--- begin ---

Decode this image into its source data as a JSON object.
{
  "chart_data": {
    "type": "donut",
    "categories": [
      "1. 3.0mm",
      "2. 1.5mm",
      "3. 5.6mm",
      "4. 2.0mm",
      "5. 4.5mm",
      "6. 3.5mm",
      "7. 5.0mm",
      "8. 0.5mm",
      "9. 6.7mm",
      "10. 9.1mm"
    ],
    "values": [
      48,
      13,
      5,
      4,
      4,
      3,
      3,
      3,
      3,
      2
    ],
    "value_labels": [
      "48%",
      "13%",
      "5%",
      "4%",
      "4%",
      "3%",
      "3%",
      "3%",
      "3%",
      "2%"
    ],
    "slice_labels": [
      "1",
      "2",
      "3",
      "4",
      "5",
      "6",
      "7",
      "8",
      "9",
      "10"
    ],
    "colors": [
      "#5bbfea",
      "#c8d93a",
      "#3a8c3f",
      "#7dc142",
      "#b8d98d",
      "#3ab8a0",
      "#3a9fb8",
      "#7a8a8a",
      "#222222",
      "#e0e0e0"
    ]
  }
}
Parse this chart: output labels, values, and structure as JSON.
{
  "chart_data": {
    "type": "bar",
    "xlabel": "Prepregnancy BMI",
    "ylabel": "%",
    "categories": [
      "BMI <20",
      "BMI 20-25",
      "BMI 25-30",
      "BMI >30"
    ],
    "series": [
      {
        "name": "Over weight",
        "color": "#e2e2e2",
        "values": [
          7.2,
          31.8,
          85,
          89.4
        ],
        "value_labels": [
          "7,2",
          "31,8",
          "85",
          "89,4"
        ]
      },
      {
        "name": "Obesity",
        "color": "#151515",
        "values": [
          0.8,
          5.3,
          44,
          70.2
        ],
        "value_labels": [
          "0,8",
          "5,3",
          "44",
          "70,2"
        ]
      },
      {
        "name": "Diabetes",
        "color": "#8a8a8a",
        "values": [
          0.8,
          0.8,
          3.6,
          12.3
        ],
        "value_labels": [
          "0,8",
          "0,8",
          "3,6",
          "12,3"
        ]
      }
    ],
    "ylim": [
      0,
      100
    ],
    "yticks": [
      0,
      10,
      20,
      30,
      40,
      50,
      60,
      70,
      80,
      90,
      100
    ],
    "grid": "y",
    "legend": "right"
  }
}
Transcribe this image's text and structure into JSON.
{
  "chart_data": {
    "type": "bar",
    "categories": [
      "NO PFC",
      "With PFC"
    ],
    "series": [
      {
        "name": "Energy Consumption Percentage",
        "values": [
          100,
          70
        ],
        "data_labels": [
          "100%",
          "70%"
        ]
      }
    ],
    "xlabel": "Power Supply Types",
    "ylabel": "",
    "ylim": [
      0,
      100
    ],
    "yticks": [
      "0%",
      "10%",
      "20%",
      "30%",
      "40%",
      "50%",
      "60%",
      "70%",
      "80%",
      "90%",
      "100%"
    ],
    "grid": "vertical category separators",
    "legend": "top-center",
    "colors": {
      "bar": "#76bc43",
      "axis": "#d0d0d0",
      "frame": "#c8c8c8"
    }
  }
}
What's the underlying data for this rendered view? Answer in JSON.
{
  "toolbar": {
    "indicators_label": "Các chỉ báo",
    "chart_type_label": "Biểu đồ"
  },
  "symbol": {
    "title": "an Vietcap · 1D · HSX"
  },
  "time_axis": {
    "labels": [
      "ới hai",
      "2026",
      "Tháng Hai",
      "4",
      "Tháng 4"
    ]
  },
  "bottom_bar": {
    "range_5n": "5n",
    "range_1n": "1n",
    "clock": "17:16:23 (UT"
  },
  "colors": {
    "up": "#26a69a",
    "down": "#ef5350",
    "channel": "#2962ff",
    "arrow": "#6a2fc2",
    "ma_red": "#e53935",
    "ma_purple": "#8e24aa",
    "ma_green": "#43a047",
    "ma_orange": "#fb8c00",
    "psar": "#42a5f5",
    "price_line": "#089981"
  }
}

--- end ---

# GIVEN PROBLEM
Extract all of the data above and output it character for character.

# COMPLETE ANSWER
Decode this image into its source data as a JSON object.
{
  "chart_data": {
    "type": "donut",
    "categories": [
      "1. 3.0mm",
      "2. 1.5mm",
      "3. 5.6mm",
      "4. 2.0mm",
      "5. 4.5mm",
      "6. 3.5mm",
      "7. 5.0mm",
      "8. 0.5mm",
      "9. 6.7mm",
      "10. 9.1mm"
    ],
    "values": [
      48,
      13,
      5,
      4,
      4,
      3,
      3,
      3,
      3,
      2
    ],
    "value_labels": [
      "48%",
      "13%",
      "5%",
      "4%",
      "4%",
      "3%",
      "3%",
      "3%",
      "3%",
      "2%"
    ],
    "slice_labels": [
      "1",
      "2",
      "3",
      "4",
      "5",
      "6",
      "7",
      "8",
      "9",
      "10"
    ],
    "colors": [
      "#5bbfea",
      "#c8d93a",
      "#3a8c3f",
      "#7dc142",
      "#b8d98d",
      "#3ab8a0",
      "#3a9fb8",
      "#7a8a8a",
      "#222222",
      "#e0e0e0"
    ]
  }
}
Parse this chart: output labels, values, and structure as JSON.
{
  "chart_data": {
    "type": "bar",
    "xlabel": "Prepregnancy BMI",
    "ylabel": "%",
    "categories": [
      "BMI <20",
      "BMI 20-25",
      "BMI 25-30",
      "BMI >30"
    ],
    "series": [
      {
        "name": "Over weight",
        "color": "#e2e2e2",
        "values": [
          7.2,
          31.8,
          85,
          89.4
        ],
        "value_labels": [
          "7,2",
          "31,8",
          "85",
          "89,4"
        ]
      },
      {
        "name": "Obesity",
        "color": "#151515",
        "values": [
          0.8,
          5.3,
          44,
          70.2
        ],
        "value_labels": [
          "0,8",
          "5,3",
          "44",
          "70,2"
        ]
      },
      {
        "name": "Diabetes",
        "color": "#8a8a8a",
        "values": [
          0.8,
          0.8,
          3.6,
          12.3
        ],
        "value_labels": [
          "0,8",
          "0,8",
          "3,6",
          "12,3"
        ]
      }
    ],
    "ylim": [
      0,
      100
    ],
    "yticks": [
      0,
      10,
      20,
      30,
      40,
      50,
      60,
      70,
      80,
      90,
      100
    ],
    "grid": "y",
    "legend": "right"
  }
}
Transcribe this image's text and structure into JSON.
{
  "chart_data": {
    "type": "bar",
    "categories": [
      "NO PFC",
      "With PFC"
    ],
    "series": [
      {
        "name": "Energy Consumption Percentage",
        "values": [
          100,
          70
        ],
        "data_labels": [
          "100%",
          "70%"
        ]
      }
    ],
    "xlabel": "Power Supply Types",
    "ylabel": "",
    "ylim": [
      0,
      100
    ],
    "yticks": [
      "0%",
      "10%",
      "20%",
      "30%",
      "40%",
      "50%",
      "60%",
      "70%",
      "80%",
      "90%",
      "100%"
    ],
    "grid": "vertical category separators",
    "legend": "top-center",
    "colors": {
      "bar": "#76bc43",
      "axis": "#d0d0d0",
      "frame": "#c8c8c8"
    }
  }
}
What's the underlying data for this rendered view? Answer in JSON.
{
  "toolbar": {
    "indicators_label": "Các chỉ báo",
    "chart_type_label": "Biểu đồ"
  },
  "symbol": {
    "title": "an Vietcap · 1D · HSX"
  },
  "time_axis": {
    "labels": [
      "ới hai",
      "2026",
      "Tháng Hai",
      "4",
      "Tháng 4"
    ]
  },
  "bottom_bar": {
    "range_5n": "5n",
    "range_1n": "1n",
    "clock": "17:16:23 (UT"
  },
  "colors": {
    "up": "#26a69a",
    "down": "#ef5350",
    "channel": "#2962ff",
    "arrow": "#6a2fc2",
    "ma_red": "#e53935",
    "ma_purple": "#8e24aa",
    "ma_green": "#43a047",
    "ma_orange": "#fb8c00",
    "psar": "#42a5f5",
    "price_line": "#089981"
  }
}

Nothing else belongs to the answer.